Across the entries below, how many lines contain the word "Context"? Give the number alone.

[start PROVIDED RECORDS]

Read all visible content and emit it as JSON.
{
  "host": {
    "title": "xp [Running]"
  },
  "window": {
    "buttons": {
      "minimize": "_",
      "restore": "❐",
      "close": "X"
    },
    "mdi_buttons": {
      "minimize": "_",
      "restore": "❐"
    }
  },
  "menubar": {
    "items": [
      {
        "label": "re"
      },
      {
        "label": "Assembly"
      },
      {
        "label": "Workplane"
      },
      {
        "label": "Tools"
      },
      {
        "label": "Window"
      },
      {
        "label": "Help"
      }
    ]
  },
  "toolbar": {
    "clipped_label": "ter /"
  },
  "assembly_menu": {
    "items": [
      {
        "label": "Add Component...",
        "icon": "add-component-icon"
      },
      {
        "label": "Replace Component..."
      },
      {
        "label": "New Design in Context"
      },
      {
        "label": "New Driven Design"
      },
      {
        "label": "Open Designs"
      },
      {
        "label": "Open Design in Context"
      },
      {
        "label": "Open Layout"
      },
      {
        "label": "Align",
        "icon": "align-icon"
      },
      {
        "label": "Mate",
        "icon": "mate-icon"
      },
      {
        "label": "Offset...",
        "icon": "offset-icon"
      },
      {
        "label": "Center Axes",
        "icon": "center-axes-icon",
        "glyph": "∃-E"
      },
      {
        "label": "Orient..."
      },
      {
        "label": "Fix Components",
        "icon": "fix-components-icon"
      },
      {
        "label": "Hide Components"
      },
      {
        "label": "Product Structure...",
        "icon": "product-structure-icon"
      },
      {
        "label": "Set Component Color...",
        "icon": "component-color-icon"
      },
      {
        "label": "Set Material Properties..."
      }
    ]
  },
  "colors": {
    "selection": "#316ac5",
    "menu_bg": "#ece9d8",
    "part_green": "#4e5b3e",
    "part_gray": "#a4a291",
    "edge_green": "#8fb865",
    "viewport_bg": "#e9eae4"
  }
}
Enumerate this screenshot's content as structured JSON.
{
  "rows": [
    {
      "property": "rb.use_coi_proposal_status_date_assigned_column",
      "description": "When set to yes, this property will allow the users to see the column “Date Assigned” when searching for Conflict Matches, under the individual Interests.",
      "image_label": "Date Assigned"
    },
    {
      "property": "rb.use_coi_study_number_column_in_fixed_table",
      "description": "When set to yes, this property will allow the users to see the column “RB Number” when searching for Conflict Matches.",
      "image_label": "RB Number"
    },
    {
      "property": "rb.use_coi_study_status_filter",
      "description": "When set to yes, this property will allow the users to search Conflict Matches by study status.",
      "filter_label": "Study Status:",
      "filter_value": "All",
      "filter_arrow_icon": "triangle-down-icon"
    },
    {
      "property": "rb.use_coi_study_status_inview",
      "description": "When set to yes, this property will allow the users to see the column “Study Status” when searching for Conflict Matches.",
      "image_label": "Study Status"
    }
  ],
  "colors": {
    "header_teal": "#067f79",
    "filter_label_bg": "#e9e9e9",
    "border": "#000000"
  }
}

[end PROVIDED RECORDS]

*SOLUTION FOR THIS TASK*. 2